> What you have to do: Provide the count of lines that hold "screenshot" and no other output.

> Records supplied:
◆ ◆ ◆ ◆
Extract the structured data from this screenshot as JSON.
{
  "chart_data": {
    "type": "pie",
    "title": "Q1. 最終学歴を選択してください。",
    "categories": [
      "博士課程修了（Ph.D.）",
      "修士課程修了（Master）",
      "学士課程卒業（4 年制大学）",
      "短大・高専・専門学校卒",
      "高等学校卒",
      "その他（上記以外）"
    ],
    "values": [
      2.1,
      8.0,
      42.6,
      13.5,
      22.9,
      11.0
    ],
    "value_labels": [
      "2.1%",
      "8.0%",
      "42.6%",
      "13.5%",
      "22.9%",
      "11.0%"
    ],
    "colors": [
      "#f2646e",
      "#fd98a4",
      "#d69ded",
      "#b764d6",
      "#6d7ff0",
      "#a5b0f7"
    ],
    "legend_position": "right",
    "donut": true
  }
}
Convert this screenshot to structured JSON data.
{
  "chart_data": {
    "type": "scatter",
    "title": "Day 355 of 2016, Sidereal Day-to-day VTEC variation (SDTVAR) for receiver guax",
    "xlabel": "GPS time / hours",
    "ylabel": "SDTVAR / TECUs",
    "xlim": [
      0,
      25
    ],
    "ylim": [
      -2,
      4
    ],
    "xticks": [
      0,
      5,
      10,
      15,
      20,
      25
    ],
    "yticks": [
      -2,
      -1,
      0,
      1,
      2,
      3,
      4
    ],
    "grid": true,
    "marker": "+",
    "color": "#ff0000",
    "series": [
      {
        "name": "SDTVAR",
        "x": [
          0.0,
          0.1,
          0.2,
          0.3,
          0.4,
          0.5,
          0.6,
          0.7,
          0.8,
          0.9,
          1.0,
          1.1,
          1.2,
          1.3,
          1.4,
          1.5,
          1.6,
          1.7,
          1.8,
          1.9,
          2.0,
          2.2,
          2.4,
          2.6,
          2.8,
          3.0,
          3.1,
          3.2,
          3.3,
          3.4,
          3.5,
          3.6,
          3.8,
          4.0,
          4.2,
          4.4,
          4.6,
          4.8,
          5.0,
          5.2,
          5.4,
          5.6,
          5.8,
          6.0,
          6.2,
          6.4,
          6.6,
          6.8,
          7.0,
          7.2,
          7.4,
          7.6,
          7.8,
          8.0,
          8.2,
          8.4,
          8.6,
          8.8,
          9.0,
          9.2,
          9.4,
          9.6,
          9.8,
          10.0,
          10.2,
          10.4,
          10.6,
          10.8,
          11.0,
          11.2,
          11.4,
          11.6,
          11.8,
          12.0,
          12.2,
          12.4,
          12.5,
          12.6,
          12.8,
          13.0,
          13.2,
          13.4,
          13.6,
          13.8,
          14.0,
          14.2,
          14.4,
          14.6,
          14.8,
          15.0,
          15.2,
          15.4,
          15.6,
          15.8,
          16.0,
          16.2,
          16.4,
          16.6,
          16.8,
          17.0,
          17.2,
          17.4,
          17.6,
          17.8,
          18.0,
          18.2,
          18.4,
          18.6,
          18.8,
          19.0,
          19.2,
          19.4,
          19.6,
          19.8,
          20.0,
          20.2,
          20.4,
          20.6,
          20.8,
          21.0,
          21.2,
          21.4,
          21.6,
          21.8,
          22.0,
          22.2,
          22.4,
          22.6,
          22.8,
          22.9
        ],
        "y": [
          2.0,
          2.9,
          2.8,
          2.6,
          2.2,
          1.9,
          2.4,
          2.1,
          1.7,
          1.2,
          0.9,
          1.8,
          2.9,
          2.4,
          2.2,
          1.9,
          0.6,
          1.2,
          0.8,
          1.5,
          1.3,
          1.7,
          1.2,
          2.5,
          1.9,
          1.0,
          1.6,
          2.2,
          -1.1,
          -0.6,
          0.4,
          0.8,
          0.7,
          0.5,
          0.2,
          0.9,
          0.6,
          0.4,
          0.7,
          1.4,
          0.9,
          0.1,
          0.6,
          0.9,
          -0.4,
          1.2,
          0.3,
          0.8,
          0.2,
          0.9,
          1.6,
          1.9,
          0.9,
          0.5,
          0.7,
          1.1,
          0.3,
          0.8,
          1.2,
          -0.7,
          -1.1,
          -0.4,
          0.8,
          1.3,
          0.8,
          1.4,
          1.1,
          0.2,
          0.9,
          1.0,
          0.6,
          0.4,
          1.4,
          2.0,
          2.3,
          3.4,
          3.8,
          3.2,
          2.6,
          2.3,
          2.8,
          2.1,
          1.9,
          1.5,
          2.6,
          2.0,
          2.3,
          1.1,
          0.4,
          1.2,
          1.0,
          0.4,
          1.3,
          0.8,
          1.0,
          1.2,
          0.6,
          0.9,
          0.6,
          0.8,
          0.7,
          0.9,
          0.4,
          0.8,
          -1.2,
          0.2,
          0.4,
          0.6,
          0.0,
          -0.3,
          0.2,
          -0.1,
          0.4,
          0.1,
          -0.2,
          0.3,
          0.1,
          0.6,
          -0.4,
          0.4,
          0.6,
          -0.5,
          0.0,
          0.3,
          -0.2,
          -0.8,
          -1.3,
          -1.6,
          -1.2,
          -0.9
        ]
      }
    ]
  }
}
◆ ◆ ◆ ◆
> Finished task: 2